# [Figure data in JSON]
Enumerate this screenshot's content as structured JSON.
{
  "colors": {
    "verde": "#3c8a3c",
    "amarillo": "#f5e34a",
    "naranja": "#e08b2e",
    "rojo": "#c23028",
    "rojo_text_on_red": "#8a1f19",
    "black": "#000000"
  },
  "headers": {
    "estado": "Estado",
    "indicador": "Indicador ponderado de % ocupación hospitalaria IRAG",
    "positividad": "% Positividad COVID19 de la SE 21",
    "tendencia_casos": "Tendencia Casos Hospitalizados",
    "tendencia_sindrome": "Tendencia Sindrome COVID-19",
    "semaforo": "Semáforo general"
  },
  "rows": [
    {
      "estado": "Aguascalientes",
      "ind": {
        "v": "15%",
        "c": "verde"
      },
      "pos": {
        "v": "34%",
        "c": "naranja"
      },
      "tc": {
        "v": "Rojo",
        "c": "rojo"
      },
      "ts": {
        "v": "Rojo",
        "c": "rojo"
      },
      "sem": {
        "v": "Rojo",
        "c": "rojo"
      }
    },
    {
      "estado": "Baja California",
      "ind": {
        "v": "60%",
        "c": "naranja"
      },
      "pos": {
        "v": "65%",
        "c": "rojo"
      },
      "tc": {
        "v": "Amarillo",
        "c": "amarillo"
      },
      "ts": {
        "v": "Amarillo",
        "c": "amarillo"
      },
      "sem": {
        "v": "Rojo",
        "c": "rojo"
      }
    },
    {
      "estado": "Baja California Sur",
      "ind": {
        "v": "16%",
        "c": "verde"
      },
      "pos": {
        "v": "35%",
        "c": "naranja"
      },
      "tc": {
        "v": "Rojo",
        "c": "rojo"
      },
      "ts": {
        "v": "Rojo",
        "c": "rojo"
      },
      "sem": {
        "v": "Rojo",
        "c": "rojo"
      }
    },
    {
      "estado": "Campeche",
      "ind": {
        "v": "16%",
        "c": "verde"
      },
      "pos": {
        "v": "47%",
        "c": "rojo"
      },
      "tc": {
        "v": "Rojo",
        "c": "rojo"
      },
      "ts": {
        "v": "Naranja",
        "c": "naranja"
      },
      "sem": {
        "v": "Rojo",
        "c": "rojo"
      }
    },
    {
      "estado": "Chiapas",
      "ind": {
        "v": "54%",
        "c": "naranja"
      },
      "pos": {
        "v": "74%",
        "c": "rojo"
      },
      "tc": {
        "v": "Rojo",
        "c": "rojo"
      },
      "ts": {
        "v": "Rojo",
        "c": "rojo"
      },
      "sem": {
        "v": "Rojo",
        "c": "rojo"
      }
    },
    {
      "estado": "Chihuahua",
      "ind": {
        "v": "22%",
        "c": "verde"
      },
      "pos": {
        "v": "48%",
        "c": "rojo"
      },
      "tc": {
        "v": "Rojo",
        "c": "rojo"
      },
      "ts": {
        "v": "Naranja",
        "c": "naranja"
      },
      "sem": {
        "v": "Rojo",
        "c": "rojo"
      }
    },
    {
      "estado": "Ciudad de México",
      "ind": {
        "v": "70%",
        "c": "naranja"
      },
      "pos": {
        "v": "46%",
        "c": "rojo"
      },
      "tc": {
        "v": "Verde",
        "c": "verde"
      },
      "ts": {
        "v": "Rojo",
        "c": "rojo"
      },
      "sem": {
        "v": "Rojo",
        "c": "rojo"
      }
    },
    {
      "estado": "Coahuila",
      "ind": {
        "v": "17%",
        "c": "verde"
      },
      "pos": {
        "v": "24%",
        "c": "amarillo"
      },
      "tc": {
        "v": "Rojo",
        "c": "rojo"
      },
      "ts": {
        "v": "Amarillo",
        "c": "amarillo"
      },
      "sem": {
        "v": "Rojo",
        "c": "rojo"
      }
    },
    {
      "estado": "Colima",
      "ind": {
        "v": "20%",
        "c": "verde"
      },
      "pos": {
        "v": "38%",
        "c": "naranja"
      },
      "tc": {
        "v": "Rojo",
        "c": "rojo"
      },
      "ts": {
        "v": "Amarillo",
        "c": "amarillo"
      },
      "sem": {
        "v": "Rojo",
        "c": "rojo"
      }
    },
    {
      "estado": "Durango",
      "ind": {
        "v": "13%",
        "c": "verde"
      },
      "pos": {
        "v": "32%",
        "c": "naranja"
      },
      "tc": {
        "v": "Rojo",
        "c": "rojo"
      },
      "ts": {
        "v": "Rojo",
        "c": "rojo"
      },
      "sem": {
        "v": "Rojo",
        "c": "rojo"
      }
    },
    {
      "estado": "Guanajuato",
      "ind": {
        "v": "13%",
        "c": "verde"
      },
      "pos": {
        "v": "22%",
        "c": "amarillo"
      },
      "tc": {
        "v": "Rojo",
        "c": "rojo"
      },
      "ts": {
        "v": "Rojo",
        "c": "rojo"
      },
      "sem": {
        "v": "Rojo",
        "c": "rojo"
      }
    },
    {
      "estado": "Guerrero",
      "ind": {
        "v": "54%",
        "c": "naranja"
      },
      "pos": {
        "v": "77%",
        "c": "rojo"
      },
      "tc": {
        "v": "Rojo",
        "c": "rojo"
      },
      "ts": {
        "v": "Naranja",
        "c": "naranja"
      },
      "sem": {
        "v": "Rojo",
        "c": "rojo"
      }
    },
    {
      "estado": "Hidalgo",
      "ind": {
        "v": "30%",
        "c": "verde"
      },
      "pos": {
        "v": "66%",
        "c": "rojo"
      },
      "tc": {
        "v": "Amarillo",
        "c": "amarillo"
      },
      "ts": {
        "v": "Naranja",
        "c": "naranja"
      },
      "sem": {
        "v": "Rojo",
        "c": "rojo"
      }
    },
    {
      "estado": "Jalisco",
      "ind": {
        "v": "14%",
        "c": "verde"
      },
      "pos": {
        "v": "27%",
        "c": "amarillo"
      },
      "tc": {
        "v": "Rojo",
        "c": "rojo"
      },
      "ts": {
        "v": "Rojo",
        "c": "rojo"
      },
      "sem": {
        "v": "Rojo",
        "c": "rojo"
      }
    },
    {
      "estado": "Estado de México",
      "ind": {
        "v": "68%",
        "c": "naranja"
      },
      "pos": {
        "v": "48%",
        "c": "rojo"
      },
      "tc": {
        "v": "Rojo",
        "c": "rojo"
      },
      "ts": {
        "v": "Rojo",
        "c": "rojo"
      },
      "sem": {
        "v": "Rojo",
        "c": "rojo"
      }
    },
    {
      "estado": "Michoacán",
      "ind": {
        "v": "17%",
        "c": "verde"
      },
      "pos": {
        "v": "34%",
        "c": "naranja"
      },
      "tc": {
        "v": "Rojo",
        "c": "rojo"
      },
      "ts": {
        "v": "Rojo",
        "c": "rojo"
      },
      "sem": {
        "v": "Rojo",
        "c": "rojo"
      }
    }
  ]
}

# [Directions]
Send back each record exactly as it stands.

# [The reply]
Enumerate this screenshot's content as structured JSON.
{
  "colors": {
    "verde": "#3c8a3c",
    "amarillo": "#f5e34a",
    "naranja": "#e08b2e",
    "rojo": "#c23028",
    "rojo_text_on_red": "#8a1f19",
    "black": "#000000"
  },
  "headers": {
    "estado": "Estado",
    "indicador": "Indicador ponderado de % ocupación hospitalaria IRAG",
    "positividad": "% Positividad COVID19 de la SE 21",
    "tendencia_casos": "Tendencia Casos Hospitalizados",
    "tendencia_sindrome": "Tendencia Sindrome COVID-19",
    "semaforo": "Semáforo general"
  },
  "rows": [
    {
      "estado": "Aguascalientes",
      "ind": {
        "v": "15%",
        "c": "verde"
      },
      "pos": {
        "v": "34%",
        "c": "naranja"
      },
      "tc": {
        "v": "Rojo",
        "c": "rojo"
      },
      "ts": {
        "v": "Rojo",
        "c": "rojo"
      },
      "sem": {
        "v": "Rojo",
        "c": "rojo"
      }
    },
    {
      "estado": "Baja California",
      "ind": {
        "v": "60%",
        "c": "naranja"
      },
      "pos": {
        "v": "65%",
        "c": "rojo"
      },
      "tc": {
        "v": "Amarillo",
        "c": "amarillo"
      },
      "ts": {
        "v": "Amarillo",
        "c": "amarillo"
      },
      "sem": {
        "v": "Rojo",
        "c": "rojo"
      }
    },
    {
      "estado": "Baja California Sur",
      "ind": {
        "v": "16%",
        "c": "verde"
      },
      "pos": {
        "v": "35%",
        "c": "naranja"
      },
      "tc": {
        "v": "Rojo",
        "c": "rojo"
      },
      "ts": {
        "v": "Rojo",
        "c": "rojo"
      },
      "sem": {
        "v": "Rojo",
        "c": "rojo"
      }
    },
    {
      "estado": "Campeche",
      "ind": {
        "v": "16%",
        "c": "verde"
      },
      "pos": {
        "v": "47%",
        "c": "rojo"
      },
      "tc": {
        "v": "Rojo",
        "c": "rojo"
      },
      "ts": {
        "v": "Naranja",
        "c": "naranja"
      },
      "sem": {
        "v": "Rojo",
        "c": "rojo"
      }
    },
    {
      "estado": "Chiapas",
      "ind": {
        "v": "54%",
        "c": "naranja"
      },
      "pos": {
        "v": "74%",
        "c": "rojo"
      },
      "tc": {
        "v": "Rojo",
        "c": "rojo"
      },
      "ts": {
        "v": "Rojo",
        "c": "rojo"
      },
      "sem": {
        "v": "Rojo",
        "c": "rojo"
      }
    },
    {
      "estado": "Chihuahua",
      "ind": {
        "v": "22%",
        "c": "verde"
      },
      "pos": {
        "v": "48%",
        "c": "rojo"
      },
      "tc": {
        "v": "Rojo",
        "c": "rojo"
      },
      "ts": {
        "v": "Naranja",
        "c": "naranja"
      },
      "sem": {
        "v": "Rojo",
        "c": "rojo"
      }
    },
    {
      "estado": "Ciudad de México",
      "ind": {
        "v": "70%",
        "c": "naranja"
      },
      "pos": {
        "v": "46%",
        "c": "rojo"
      },
      "tc": {
        "v": "Verde",
        "c": "verde"
      },
      "ts": {
        "v": "Rojo",
        "c": "rojo"
      },
      "sem": {
        "v": "Rojo",
        "c": "rojo"
      }
    },
    {
      "estado": "Coahuila",
      "ind": {
        "v": "17%",
        "c": "verde"
      },
      "pos": {
        "v": "24%",
        "c": "amarillo"
      },
      "tc": {
        "v": "Rojo",
        "c": "rojo"
      },
      "ts": {
        "v": "Amarillo",
        "c": "amarillo"
      },
      "sem": {
        "v": "Rojo",
        "c": "rojo"
      }
    },
    {
      "estado": "Colima",
      "ind": {
        "v": "20%",
        "c": "verde"
      },
      "pos": {
        "v": "38%",
        "c": "naranja"
      },
      "tc": {
        "v": "Rojo",
        "c": "rojo"
      },
      "ts": {
        "v": "Amarillo",
        "c": "amarillo"
      },
      "sem": {
        "v": "Rojo",
        "c": "rojo"
      }
    },
    {
      "estado": "Durango",
      "ind": {
        "v": "13%",
        "c": "verde"
      },
      "pos": {
        "v": "32%",
        "c": "naranja"
      },
      "tc": {
        "v": "Rojo",
        "c": "rojo"
      },
      "ts": {
        "v": "Rojo",
        "c": "rojo"
      },
      "sem": {
        "v": "Rojo",
        "c": "rojo"
      }
    },
    {
      "estado": "Guanajuato",
      "ind": {
        "v": "13%",
        "c": "verde"
      },
      "pos": {
        "v": "22%",
        "c": "amarillo"
      },
      "tc": {
        "v": "Rojo",
        "c": "rojo"
      },
      "ts": {
        "v": "Rojo",
        "c": "rojo"
      },
      "sem": {
        "v": "Rojo",
        "c": "rojo"
      }
    },
    {
      "estado": "Guerrero",
      "ind": {
        "v": "54%",
        "c": "naranja"
      },
      "pos": {
        "v": "77%",
        "c": "rojo"
      },
      "tc": {
        "v": "Rojo",
        "c": "rojo"
      },
      "ts": {
        "v": "Naranja",
        "c": "naranja"
      },
      "sem": {
        "v": "Rojo",
        "c": "rojo"
      }
    },
    {
      "estado": "Hidalgo",
      "ind": {
        "v": "30%",
        "c": "verde"
      },
      "pos": {
        "v": "66%",
        "c": "rojo"
      },
      "tc": {
        "v": "Amarillo",
        "c": "amarillo"
      },
      "ts": {
        "v": "Naranja",
        "c": "naranja"
      },
      "sem": {
        "v": "Rojo",
        "c": "rojo"
      }
    },
    {
      "estado": "Jalisco",
      "ind": {
        "v": "14%",
        "c": "verde"
      },
      "pos": {
        "v": "27%",
        "c": "amarillo"
      },
      "tc": {
        "v": "Rojo",
        "c": "rojo"
      },
      "ts": {
        "v": "Rojo",
        "c": "rojo"
      },
      "sem": {
        "v": "Rojo",
        "c": "rojo"
      }
    },
    {
      "estado": "Estado de México",
      "ind": {
        "v": "68%",
        "c": "naranja"
      },
      "pos": {
        "v": "48%",
        "c": "rojo"
      },
      "tc": {
        "v": "Rojo",
        "c": "rojo"
      },
      "ts": {
        "v": "Rojo",
        "c": "rojo"
      },
      "sem": {
        "v": "Rojo",
        "c": "rojo"
      }
    },
    {
      "estado": "Michoacán",
      "ind": {
        "v": "17%",
        "c": "verde"
      },
      "pos": {
        "v": "34%",
        "c": "naranja"
      },
      "tc": {
        "v": "Rojo",
        "c": "rojo"
      },
      "ts": {
        "v": "Rojo",
        "c": "rojo"
      },
      "sem": {
        "v": "Rojo",
        "c": "rojo"
      }
    }
  ]
}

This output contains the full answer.